== TO BE DONE ==
Each line containing the word "armée" must be reported.

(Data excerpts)
⟨
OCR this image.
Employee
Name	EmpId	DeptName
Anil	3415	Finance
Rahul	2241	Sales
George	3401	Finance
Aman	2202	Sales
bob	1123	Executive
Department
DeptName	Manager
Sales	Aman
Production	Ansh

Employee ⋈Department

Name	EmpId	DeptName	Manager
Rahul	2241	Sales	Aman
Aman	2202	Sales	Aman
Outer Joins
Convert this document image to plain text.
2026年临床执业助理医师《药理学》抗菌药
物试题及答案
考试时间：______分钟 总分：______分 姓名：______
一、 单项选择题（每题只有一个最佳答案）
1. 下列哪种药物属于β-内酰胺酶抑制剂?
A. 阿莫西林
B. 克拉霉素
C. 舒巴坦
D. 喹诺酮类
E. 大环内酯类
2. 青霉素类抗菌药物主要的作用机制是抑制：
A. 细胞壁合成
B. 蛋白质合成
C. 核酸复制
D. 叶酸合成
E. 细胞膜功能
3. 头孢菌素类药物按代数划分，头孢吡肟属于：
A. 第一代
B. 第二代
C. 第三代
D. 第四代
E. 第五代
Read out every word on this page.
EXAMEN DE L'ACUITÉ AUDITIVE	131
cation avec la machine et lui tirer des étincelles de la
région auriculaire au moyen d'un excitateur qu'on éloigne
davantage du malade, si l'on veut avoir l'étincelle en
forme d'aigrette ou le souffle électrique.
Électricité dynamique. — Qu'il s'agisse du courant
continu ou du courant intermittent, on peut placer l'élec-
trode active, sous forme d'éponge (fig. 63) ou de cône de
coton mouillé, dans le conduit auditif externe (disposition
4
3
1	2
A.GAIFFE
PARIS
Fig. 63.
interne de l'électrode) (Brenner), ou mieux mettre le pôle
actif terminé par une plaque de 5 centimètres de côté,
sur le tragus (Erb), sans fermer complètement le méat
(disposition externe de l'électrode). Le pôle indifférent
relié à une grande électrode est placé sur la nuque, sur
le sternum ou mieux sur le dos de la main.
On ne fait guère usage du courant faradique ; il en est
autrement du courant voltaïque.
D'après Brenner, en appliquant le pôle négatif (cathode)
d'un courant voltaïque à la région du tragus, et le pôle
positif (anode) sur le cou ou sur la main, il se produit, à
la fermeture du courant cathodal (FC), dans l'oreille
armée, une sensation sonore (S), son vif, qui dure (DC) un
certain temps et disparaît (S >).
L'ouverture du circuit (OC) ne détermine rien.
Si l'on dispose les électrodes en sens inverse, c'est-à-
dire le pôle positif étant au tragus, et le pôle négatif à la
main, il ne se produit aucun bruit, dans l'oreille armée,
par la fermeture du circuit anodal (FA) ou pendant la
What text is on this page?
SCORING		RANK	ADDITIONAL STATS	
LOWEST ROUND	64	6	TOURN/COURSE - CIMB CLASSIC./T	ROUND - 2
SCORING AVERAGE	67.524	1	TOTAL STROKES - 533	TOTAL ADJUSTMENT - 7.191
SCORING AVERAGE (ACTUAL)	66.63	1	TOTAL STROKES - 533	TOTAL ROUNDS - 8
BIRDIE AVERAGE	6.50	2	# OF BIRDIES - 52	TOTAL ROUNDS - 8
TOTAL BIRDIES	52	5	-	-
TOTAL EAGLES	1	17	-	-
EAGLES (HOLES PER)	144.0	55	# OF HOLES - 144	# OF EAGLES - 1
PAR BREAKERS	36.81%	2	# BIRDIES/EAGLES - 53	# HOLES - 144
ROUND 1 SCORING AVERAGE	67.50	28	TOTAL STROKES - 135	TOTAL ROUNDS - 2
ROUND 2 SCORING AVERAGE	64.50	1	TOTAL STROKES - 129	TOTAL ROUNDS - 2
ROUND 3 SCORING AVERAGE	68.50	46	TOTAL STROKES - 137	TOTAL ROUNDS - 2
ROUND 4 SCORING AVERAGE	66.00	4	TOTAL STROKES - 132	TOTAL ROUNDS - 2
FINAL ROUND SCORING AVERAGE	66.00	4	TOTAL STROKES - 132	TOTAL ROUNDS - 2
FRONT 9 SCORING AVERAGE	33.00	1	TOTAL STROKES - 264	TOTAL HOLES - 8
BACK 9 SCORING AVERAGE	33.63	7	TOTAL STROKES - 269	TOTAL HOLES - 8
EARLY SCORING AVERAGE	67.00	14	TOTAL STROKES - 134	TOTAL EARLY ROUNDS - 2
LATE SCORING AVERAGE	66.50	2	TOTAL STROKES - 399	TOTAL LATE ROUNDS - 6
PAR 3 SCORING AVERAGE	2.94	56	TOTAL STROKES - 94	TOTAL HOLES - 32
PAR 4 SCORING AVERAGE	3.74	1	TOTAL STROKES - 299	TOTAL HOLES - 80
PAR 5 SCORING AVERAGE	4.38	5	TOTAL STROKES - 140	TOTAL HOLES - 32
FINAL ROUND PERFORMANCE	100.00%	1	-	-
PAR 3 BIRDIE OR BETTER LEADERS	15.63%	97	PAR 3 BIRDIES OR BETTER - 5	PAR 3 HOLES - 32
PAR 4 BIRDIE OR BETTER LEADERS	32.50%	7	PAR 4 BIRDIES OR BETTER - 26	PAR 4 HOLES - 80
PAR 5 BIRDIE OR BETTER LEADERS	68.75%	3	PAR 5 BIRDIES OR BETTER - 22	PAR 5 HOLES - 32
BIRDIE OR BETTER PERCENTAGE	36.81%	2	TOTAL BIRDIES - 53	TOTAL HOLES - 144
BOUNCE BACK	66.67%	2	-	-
⟩
== WRITTEN RESPONSE ==
armée, une sensation sonore (S), son vif, qui dure (DC) un
main, il ne se produit aucun bruit, dans l'oreille armée,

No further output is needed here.